SOURCE RECORDS:
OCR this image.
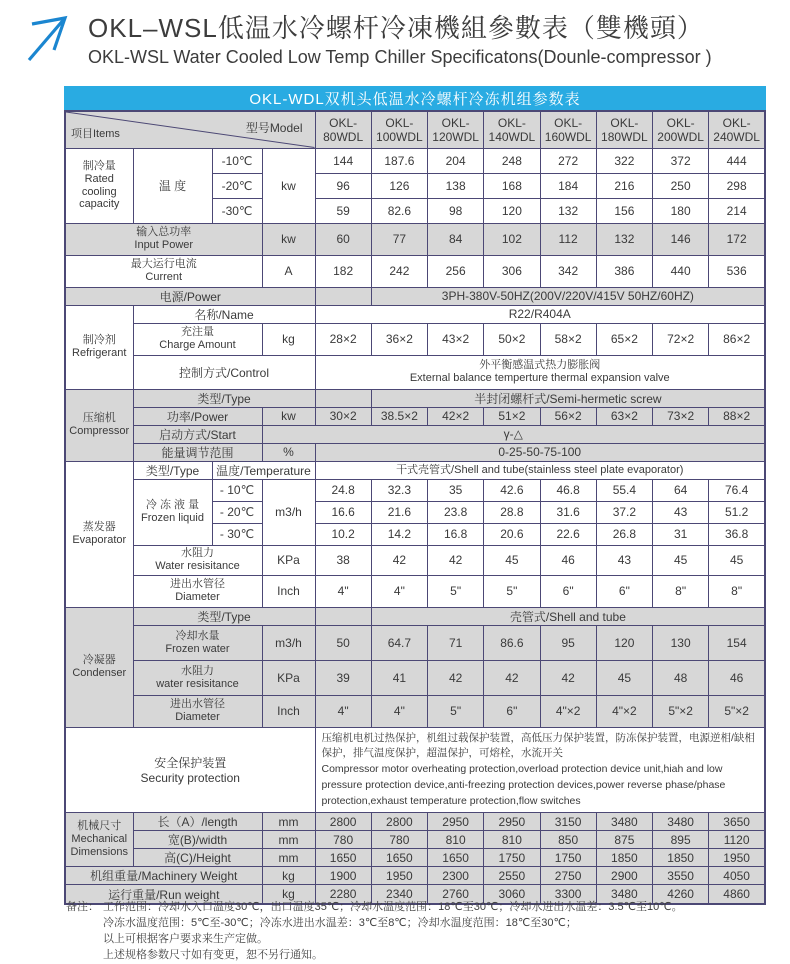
OKL–WSL低温水冷螺杆冷凍機組參數表（雙機頭）
OKL-WSL Water Cooled Low Temp Chiller Specificatons(Dounle-compressor )
OKL-WDL双机头低温水冷螺杆冷冻机组参数表
项目Items 型号Model				OKL-80WDL	OKL-100WDL	OKL-120WDL	OKL-140WDL	OKL-160WDL	OKL-180WDL	OKL-200WDL	OKL-240WDL

制冷量
Rated cooling capacity	温 度	-10℃	kw	144	187.6	204	248	272	322	372	444
		-20℃		96	126	138	168	184	216	250	298
		-30℃		59	82.6	98	120	132	156	180	214

输入总功率
Input Power			kw	60	77	84	102	112	132	146	172

最大运行电流
Current			A	182	242	256	306	342	386	440	536
电源/Power					3PH-380V-50HZ(200V/220V/415V 50HZ/60HZ)						

制冷剂
Refrigerant	名称/Name			R22/R404A							

	充注量
Charge Amount		kg	28×2	36×2	43×2	50×2	58×2	65×2	72×2	86×2
	控制方式/Control			外平衡感温式热力膨胀阀
External balance temperture thermal expansion valve							

压缩机
Compressor	类型/Type				半封闭螺杆式/Semi-hermetic screw						
	功率/Power		kw	30×2	38.5×2	42×2	51×2	56×2	63×2	73×2	88×2
	启动方式/Start		γ-△								
	能量调节范围		%	0-25-50-75-100							

蒸发器
Evaporator	类型/Type	温度/Temperature		干式壳管式/Shell and tube(stainless steel plate evaporator)							

	冷 冻 液 量
Frozen liquid	- 10℃	m3/h	24.8	32.3	35	42.6	46.8	55.4	64	76.4
		- 20℃		16.6	21.6	23.8	28.8	31.6	37.2	43	51.2
		- 30℃		10.2	14.2	16.8	20.6	22.6	26.8	31	36.8

	水阻力
Water resisitance		KPa	38	42	42	45	46	43	45	45

	进出水管径
Diameter		Inch	4"	4"	5"	5"	6"	6"	8"	8"

冷凝器
Condenser	类型/Type				壳管式/Shell and tube						

	冷却水量
Frozen water		m3/h	50	64.7	71	86.6	95	120	130	154

	水阻力
water resisitance		KPa	39	41	42	42	42	45	48	46

	进出水管径
Diameter		Inch	4"	4"	5"	6"	4"×2	4"×2	5"×2	5"×2

安全保护装置
Security protection

压缩机电机过热保护，机组过载保护装置，高低压力保护装置，防冻保护装置，电源逆相/缺相保护，排气温度保护，超温保护，可熔栓，水流开关
Compressor motor overheating protection,overload protection device unit,hiah and low pressure protection device,anti-freezing protection devices,power reverse phase/phase protection,exhaust temperature protection,flow switches

机械尺寸
Mechanical Dimensions	长（A）/length		mm	2800	2800	2950	2950	3150	3480	3480	3650
	宽(B)/width		mm	780	780	810	810	850	875	895	1120
	高(C)/Height		mm	1650	1650	1650	1750	1750	1850	1850	1950
机组重量/Machinery Weight			kg	1900	1950	2300	2550	2750	2900	3550	4050
运行重量/Run weight			kg	2280	2340	2760	3060	3300	3480	4260	4860
备注： 工作范围：冷却水入口温度30℃，出口温度35℃；冷却水温度范围：18℃至30℃；冷却水进出水温差：3.5℃至10℃。
冷冻水温度范围：5℃至-30℃；冷冻水进出水温差：3℃至8℃；冷却水温度范围：18℃至30℃；
以上可根据客户要求来生产定做。
上述规格参数尺寸如有变更，恕不另行通知。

WORK REQUIRED:
Copy every line of the material in which the word "Inch" occurs.

EXERCISE RESPONSE:
Diameter		Inch	4"	4"	5"	5"	6"	6"	8"	8"
Diameter		Inch	4"	4"	5"	6"	4"×2	4"×2	5"×2	5"×2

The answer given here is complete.